--- Begin Selection ---

# 2010 Carving Picture Gallery



## lumberjackchef

Ok this ones for all of the carvers that we have around here to show off their artwork. I thought it would be a nice way to share what we are doing with those that are interested but never tried it out. As I know there are several on this site that enjoy seeing what we all do. So everytime you carve something this year be sure and snap a pic and post it up on this thread so everyone can see. So don't be shy come on and share those pics! 
Here are my first two pieces this year.........








.................................................My second owl ever........................and umpteen hundredth little bear........

And since I got the idea for this thread after seeing this one from our newbie chainsawcarver. I'll take the liberty of adding his in for him


chainsawcarver said:


> Hi all I'm new in this forum and I'm a part time chainsaw carver these are the first carvings of this Year .



Bravo, BTW to your amazing work chainsawcarver!

Now keep em comin!


----------



## carver36

Hey, i like the idea.
I don't do much chainsaw carving since i have a shoulder problem and it is hard for me to hoist a chainsaw. I do a lot of hand carving though, would like to know what you think of my Brook Trout, the trout is carved from a single piece of basswood and airbrushed.
Thanks.


----------



## lumberjackchef

carver36 said:


> Hey, i like the idea.
> I don't do much chainsaw carving since i have a shoulder problem and it is hard for me to hoist a chainsaw. I do a lot of hand carving though, would like to know what you think of my Brook Trout, the trout is carved from a single piece of basswood and airbrushed.
> Thanks.




Sorry to hear about the shoulder thing! Very Nice Trout! I like the paint job, and man those scales, looks like you really put some time into that thing! What other things do you like to carve?

--- End Selection ---
--- Begin Given entries ---

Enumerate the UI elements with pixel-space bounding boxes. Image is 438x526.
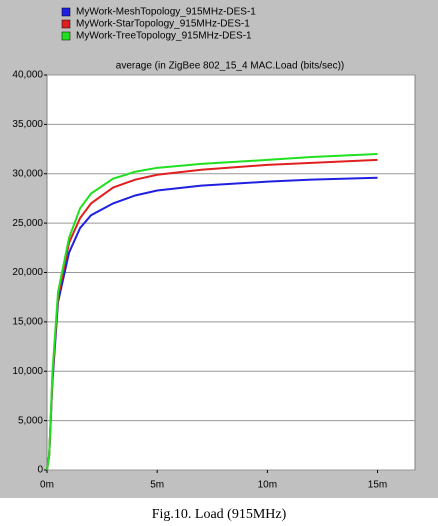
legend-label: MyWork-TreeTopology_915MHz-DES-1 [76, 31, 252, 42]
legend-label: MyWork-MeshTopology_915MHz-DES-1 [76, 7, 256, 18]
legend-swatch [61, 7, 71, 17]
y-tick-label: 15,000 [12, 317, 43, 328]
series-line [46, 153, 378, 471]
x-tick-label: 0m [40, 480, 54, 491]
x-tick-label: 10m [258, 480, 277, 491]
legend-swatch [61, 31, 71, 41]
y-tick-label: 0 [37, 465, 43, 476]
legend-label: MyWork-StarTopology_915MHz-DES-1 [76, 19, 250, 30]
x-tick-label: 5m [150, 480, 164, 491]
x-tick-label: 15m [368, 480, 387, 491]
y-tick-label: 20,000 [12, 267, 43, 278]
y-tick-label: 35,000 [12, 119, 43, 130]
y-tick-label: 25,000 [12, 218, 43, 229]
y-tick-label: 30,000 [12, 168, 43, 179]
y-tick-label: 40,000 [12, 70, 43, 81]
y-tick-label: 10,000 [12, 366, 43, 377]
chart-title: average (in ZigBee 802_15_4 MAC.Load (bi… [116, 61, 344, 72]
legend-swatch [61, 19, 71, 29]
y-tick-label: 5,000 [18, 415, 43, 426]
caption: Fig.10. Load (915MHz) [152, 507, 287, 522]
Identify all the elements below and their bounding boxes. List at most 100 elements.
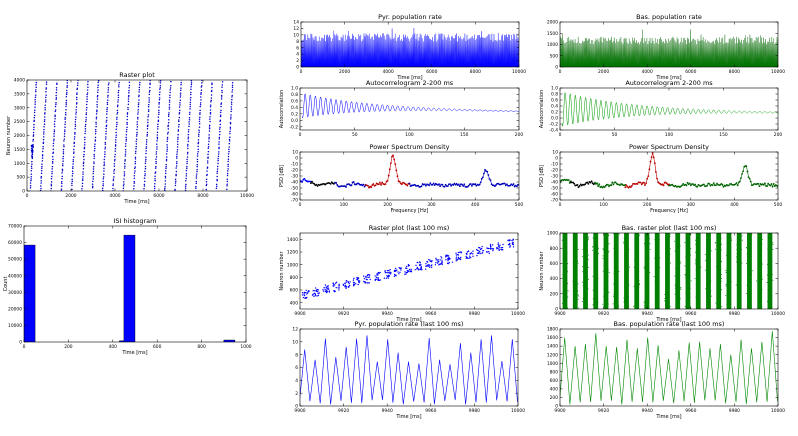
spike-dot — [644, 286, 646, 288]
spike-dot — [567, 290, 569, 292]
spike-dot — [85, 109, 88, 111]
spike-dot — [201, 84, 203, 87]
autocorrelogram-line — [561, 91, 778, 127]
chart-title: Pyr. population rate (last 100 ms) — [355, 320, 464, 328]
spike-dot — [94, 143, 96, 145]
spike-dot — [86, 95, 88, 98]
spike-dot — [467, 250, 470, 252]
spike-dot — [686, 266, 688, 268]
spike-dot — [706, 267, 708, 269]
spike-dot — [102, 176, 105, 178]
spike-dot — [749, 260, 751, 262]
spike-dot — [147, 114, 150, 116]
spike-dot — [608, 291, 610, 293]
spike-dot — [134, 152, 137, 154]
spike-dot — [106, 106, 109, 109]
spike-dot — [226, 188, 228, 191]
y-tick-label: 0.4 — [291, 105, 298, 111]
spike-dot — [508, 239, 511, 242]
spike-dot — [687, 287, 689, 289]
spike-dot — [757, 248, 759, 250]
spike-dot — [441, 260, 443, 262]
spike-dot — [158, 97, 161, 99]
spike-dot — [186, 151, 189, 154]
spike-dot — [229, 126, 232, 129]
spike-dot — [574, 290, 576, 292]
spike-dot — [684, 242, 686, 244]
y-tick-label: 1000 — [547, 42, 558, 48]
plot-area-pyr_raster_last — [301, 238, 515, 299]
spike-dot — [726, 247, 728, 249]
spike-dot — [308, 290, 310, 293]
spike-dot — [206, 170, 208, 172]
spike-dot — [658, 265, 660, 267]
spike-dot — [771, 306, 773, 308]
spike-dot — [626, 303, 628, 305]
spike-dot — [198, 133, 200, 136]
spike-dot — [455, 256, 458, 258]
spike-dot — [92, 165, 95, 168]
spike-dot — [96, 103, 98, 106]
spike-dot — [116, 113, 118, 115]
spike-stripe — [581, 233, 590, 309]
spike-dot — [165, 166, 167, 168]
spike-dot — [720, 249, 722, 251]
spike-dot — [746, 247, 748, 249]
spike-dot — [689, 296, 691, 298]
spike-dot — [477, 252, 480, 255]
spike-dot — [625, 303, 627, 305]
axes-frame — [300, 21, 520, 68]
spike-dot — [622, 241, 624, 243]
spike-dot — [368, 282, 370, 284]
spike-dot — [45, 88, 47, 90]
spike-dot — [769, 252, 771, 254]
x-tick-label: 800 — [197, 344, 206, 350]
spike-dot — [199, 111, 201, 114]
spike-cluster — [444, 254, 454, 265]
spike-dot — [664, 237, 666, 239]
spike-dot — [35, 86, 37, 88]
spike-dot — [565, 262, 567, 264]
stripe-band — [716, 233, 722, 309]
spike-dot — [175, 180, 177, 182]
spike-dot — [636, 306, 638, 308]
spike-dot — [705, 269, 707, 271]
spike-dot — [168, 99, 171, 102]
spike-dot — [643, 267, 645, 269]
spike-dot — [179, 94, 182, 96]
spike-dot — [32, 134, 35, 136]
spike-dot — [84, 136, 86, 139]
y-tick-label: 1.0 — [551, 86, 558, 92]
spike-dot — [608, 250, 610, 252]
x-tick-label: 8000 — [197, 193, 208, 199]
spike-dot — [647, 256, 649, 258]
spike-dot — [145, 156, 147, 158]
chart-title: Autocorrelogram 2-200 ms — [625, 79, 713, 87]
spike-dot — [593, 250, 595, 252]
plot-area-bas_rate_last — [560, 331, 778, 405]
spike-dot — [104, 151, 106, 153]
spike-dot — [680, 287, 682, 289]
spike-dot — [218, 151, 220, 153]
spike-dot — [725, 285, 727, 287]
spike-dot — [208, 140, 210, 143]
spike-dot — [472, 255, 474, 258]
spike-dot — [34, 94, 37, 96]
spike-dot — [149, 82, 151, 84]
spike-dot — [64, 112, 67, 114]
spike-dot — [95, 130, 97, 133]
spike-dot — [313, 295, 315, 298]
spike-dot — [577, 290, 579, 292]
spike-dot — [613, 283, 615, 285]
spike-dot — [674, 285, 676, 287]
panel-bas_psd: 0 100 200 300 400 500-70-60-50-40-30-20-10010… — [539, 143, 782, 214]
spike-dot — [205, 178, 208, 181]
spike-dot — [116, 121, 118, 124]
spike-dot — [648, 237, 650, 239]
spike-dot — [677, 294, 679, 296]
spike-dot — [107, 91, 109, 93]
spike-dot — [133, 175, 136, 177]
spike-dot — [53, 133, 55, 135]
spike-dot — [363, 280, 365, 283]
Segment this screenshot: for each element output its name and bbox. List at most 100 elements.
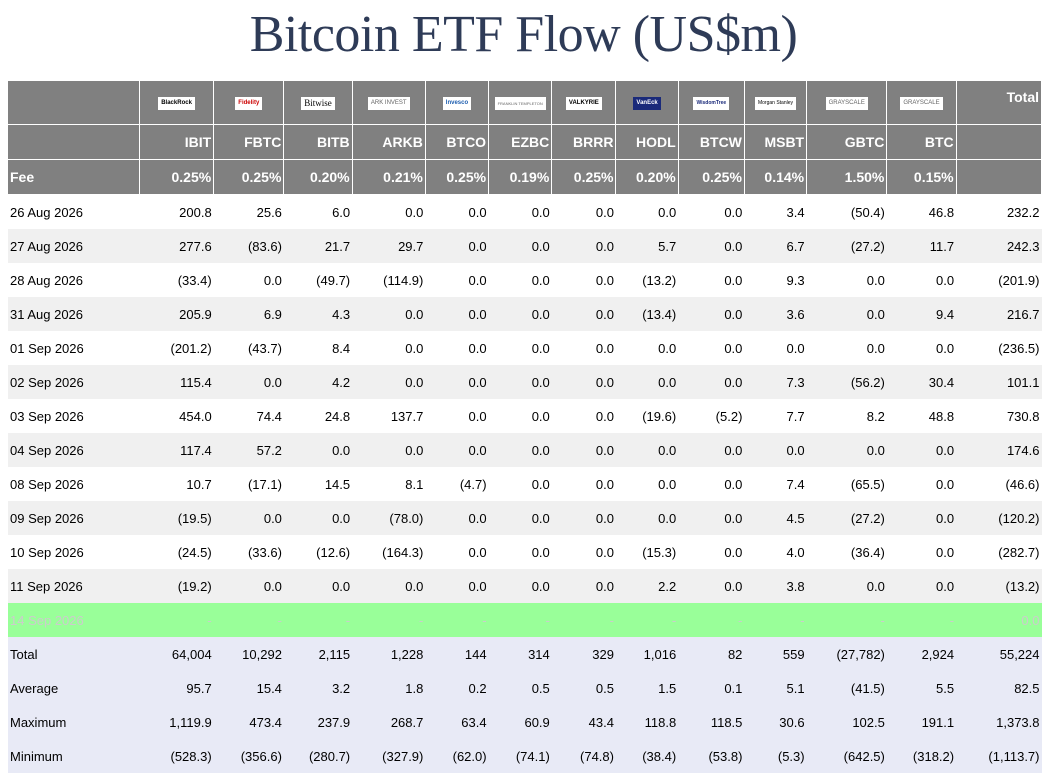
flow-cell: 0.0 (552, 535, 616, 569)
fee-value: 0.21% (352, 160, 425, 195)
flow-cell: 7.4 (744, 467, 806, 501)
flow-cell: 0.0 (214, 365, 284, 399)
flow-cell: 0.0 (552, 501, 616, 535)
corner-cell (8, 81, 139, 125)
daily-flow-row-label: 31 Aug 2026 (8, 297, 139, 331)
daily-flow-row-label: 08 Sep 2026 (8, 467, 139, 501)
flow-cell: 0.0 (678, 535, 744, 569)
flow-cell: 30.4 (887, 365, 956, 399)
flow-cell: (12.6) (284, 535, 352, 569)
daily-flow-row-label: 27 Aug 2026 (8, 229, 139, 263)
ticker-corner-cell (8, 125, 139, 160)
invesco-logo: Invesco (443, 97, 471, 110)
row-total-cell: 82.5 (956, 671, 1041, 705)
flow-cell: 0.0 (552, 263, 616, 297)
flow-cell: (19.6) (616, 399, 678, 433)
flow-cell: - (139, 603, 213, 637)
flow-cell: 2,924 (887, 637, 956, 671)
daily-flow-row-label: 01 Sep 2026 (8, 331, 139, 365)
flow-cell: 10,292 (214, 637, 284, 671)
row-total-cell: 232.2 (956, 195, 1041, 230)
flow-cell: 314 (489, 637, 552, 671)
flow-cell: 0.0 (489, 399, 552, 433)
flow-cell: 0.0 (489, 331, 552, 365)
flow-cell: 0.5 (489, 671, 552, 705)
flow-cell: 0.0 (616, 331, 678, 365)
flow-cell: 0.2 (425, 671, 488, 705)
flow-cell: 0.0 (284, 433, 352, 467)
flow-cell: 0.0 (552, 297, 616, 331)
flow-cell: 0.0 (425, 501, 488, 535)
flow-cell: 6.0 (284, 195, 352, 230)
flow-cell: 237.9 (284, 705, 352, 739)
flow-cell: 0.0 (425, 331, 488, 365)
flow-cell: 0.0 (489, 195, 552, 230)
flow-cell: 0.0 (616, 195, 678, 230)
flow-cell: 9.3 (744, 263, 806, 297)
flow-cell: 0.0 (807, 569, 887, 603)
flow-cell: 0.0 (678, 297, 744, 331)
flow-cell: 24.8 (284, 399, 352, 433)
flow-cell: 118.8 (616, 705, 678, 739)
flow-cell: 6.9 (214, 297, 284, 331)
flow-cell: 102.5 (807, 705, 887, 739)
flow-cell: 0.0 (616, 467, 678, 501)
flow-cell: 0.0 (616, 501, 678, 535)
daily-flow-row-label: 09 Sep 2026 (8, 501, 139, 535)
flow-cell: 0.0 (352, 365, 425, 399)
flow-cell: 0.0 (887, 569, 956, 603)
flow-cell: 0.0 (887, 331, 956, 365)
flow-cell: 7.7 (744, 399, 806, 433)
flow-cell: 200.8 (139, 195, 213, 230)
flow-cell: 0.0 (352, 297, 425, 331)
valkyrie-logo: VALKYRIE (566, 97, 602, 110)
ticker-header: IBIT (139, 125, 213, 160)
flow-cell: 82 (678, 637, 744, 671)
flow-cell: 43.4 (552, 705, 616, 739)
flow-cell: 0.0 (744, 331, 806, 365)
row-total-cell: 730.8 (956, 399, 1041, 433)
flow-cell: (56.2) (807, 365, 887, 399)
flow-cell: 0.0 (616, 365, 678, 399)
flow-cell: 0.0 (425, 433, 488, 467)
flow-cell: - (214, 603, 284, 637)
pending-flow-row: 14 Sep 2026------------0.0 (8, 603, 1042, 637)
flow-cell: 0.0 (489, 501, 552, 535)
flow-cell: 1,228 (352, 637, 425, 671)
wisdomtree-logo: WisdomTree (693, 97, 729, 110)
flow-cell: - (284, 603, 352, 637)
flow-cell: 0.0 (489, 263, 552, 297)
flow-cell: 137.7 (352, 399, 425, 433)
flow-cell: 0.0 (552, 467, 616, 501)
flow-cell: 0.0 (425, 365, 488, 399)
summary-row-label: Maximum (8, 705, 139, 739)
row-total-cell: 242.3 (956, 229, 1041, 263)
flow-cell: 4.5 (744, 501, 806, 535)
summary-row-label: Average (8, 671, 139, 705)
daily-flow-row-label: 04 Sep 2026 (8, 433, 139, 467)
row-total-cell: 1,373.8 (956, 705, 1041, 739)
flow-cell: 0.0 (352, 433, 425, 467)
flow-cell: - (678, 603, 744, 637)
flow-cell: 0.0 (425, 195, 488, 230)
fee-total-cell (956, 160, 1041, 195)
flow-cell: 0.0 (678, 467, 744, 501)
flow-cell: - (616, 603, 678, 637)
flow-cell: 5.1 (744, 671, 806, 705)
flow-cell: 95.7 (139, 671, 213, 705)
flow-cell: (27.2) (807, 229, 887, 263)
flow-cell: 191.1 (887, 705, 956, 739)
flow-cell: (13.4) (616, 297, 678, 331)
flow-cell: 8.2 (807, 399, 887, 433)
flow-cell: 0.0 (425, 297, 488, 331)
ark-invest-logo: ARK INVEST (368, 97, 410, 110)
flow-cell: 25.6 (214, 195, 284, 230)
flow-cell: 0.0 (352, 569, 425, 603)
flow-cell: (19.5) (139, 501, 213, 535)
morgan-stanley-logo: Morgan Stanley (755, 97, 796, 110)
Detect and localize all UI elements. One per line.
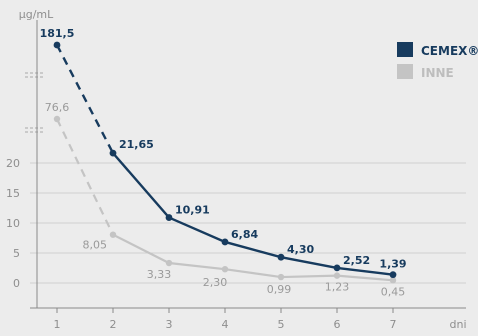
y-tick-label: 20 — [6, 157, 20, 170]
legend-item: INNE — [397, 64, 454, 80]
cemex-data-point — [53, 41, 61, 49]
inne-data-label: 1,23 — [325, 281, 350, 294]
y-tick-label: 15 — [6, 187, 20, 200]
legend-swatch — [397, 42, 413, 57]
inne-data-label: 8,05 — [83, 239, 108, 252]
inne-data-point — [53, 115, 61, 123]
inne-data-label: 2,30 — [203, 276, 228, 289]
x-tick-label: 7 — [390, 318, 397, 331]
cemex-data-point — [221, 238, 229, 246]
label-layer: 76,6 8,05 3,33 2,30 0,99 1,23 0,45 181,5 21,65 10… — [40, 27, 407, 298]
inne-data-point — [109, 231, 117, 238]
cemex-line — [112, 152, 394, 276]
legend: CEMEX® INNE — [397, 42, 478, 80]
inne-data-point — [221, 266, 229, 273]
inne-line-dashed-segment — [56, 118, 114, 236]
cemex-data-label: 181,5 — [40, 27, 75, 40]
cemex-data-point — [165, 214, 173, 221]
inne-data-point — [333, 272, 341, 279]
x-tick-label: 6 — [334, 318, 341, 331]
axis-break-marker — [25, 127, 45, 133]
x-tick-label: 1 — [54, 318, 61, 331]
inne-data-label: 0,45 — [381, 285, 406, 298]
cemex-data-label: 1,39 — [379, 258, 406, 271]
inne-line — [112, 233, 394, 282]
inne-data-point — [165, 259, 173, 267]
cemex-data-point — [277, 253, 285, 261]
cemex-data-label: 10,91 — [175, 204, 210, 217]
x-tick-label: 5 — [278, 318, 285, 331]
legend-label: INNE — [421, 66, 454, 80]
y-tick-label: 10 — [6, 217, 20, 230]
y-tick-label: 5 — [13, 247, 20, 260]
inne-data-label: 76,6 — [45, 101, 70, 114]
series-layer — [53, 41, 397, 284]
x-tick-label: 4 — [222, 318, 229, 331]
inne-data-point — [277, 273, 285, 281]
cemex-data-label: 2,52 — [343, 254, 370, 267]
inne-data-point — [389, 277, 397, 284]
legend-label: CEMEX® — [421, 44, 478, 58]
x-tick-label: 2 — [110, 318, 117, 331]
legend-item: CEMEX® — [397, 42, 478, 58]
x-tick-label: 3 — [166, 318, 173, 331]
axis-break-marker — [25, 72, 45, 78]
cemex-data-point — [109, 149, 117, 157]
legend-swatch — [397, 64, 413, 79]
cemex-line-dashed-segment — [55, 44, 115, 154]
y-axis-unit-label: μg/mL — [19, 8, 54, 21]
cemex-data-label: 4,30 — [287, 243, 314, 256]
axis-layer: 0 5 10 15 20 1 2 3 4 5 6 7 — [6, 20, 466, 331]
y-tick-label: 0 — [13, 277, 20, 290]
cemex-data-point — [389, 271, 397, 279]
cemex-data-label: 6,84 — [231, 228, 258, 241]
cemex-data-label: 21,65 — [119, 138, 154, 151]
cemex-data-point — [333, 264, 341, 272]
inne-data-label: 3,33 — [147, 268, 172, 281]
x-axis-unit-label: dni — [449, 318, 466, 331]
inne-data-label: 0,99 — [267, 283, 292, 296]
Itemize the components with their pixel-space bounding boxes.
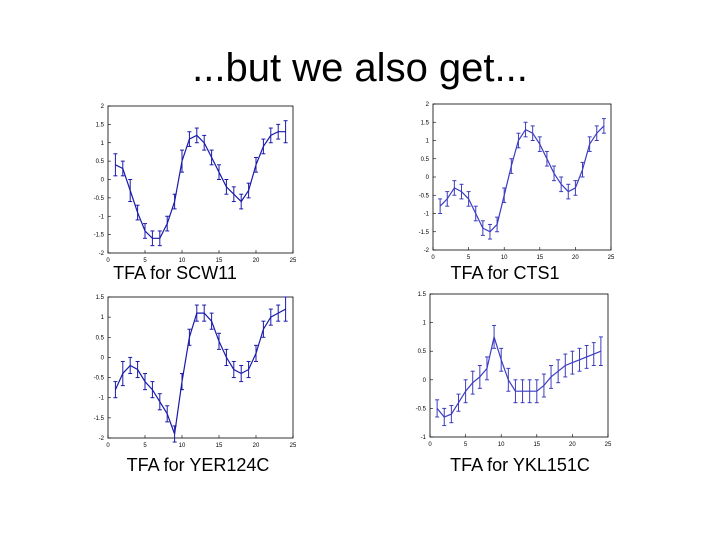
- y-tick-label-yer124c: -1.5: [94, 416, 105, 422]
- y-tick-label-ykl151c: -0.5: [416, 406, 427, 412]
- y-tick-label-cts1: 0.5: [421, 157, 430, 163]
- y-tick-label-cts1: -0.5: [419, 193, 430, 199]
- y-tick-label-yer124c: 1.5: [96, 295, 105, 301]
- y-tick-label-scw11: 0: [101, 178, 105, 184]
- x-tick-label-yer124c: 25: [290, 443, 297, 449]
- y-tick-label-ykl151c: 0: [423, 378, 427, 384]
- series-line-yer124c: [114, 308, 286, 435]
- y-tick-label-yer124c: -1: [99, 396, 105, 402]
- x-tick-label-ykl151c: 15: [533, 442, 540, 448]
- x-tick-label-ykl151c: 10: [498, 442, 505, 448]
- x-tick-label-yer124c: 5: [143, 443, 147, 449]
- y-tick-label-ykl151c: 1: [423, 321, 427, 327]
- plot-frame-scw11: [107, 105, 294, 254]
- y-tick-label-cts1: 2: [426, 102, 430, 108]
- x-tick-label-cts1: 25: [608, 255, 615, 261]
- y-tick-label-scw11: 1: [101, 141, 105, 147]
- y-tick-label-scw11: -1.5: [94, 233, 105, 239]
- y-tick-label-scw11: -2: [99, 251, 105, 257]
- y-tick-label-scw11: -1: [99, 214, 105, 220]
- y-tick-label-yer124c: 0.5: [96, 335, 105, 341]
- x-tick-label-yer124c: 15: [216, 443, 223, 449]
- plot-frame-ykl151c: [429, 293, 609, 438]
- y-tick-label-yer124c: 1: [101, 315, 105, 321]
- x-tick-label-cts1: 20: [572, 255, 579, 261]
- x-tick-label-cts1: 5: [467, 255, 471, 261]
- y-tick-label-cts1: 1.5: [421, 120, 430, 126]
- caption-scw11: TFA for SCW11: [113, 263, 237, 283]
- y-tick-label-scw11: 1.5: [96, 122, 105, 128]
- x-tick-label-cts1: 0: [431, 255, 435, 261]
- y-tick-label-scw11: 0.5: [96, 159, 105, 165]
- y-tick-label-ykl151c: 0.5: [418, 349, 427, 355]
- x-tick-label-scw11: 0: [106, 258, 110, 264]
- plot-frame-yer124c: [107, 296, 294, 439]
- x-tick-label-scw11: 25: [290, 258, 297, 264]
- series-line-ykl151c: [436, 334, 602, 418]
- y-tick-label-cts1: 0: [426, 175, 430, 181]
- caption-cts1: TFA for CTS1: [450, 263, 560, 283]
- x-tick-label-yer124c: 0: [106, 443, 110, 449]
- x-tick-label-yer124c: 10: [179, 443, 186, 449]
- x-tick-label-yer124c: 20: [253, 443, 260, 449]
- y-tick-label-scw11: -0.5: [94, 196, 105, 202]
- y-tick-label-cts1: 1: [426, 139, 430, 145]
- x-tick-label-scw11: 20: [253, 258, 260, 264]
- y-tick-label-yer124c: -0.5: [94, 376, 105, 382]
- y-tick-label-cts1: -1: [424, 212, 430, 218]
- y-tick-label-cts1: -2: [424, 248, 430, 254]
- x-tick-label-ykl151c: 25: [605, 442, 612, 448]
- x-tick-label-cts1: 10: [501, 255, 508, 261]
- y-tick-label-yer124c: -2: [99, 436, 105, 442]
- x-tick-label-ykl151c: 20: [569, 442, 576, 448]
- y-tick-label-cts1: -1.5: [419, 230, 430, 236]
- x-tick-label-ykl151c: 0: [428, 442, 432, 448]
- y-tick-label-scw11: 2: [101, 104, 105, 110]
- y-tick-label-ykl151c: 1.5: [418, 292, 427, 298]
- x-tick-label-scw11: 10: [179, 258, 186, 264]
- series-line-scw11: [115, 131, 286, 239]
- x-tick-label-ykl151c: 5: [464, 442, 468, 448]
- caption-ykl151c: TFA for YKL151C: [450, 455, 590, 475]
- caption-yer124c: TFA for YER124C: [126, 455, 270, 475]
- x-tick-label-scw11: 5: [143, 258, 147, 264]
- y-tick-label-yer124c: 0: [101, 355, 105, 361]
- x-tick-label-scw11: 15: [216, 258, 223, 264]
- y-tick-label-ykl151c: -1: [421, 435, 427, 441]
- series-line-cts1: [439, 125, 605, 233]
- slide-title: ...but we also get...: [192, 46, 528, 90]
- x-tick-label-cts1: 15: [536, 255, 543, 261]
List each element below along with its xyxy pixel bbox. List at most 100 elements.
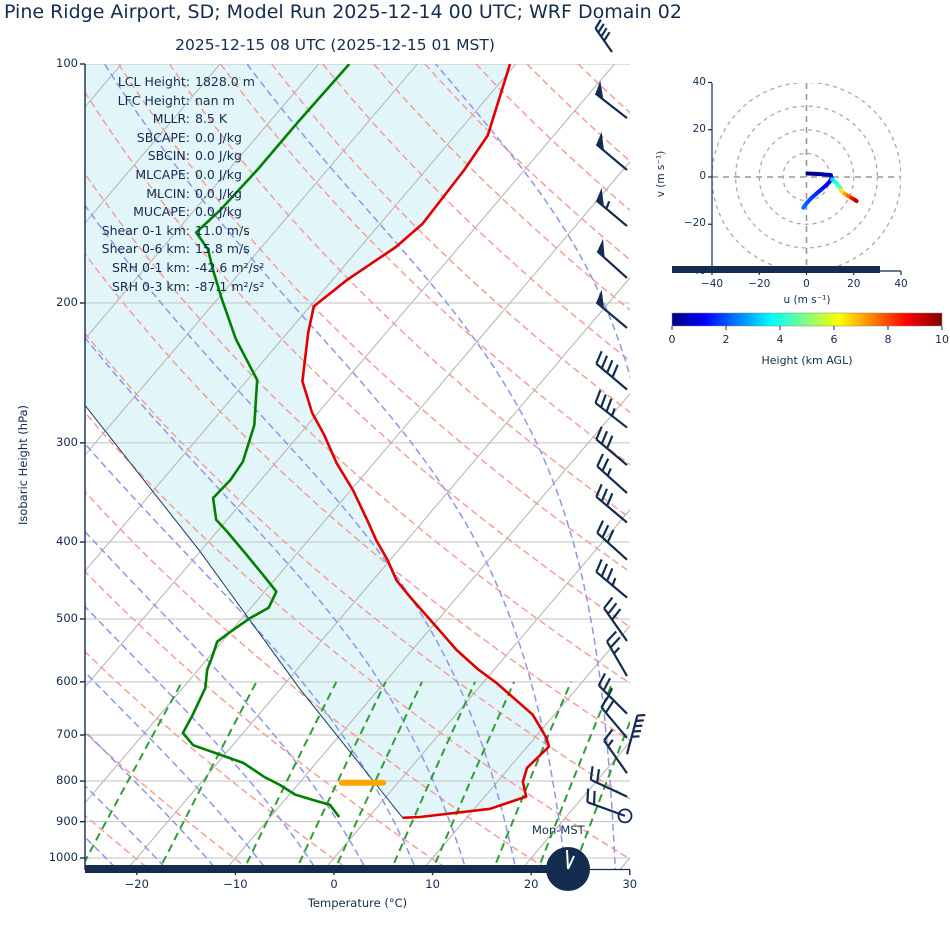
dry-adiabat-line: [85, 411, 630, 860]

--- End Given entries ---

▶ **Things to do**
a - Decide whether each statement agrees with the carving gallery thread, answering yes or no and quoting the deciding words: (i) The brook trout was carved from one piece of basswood. (ii) carver36 does a great deal of chainsaw carving. (iii) The owl posted by the thread's starter was the first owl that person had carved.
b - Carry the carving gallery thread forward from the point where it stops.
The dataset items stand apart from the carving gallery thread and are unrelated to it.

▶ **Answer list**
a -
(i) Yes: "the trout is carved from a single piece of basswood and airbrushed."
(ii) No: "I don't do much chainsaw carving since i have a shoulder problem"
(iii) No: "My second owl ever"

b -
----------



## carver36

Thanks Lumberjackchef for the comment on my Brook Trout. I like carving the fish but i also carve some birds and animals. I am working on a pileated woodpecker now.
I really like looking at all the stuff everybody does on here, nice work.
Carver


----------



## chainsawcarver

Thanks for idea , this is my first giraffe and the first big animal


----------



## lumberjackchef

Now that is impressive CC! Was that carving for a competition?


----------



## KD57

Wow!! Nice work..


----------



## pastryguyhawaii

[/QUOTE]

Now that is amazing!


----------



## carver36

*Cedar Bear*

A carving made from a cedar stump, i did start this one with a chainsaw, just kept refining it, done the trout seperately though.
Carver


----------



## lumberjackchef

Excellent Work My friend!


----------



## chainsawcarver

Very Nice


----------



## chainsawcarver

lumberjackchef said:


> Now that is impressive CC! Was that carving for a competition?



No ,It was for a costumer, this is for a competition at Carrbridge Scotland 2009
4 hours speed carving


----------



## lumberjackchef

That is awesome. What type of wood do you speed carve in?


----------



## lumberjackchef

Ok, Chainsawcarver, your eagle inspired me to practice another style of eagle. I loved the design of yours so much, I tried one for myself. He's a little short winged but other than that how did I do?http://www.flickr.com/photos/[email protected]/4278228795/?addedtags=1​


----------



## chainsawcarver

Hi Lumberjackchef , I got inspiration for the wings from a Japan carver Hirumo Kurita , this is an eagles battle for a fish that I did 2 years ago after seen the japan's eagles at the Vous.


----------



## chainsawcarver

*totem*

Hi all ,after a long time I add other 2 carving in the totem,they're not finished, but I hope to finish all in this year, It's a fortune got a 6 letters surname.


----------



## lumberjackchef

*5 foot Walnut Eagle*

Here's what I did today. Its about 5 feet tall sitting on some rocks.












 This is all 100% chainsaw here. Haven't got out the dremel and the sander yet!


----------



## twoclones

I'll play. Here are a few of what I've carved so far this year...

















and a couple from last year...


----------



## TreeTarget

*Great work...*

Great work on the carvings! The giraffe was my favorite so far...sure gives someone something to aspire to.
Gotta get off here and get to doing...


----------



## lumberjackchef

Here's a couple of things that I carved over the weekend.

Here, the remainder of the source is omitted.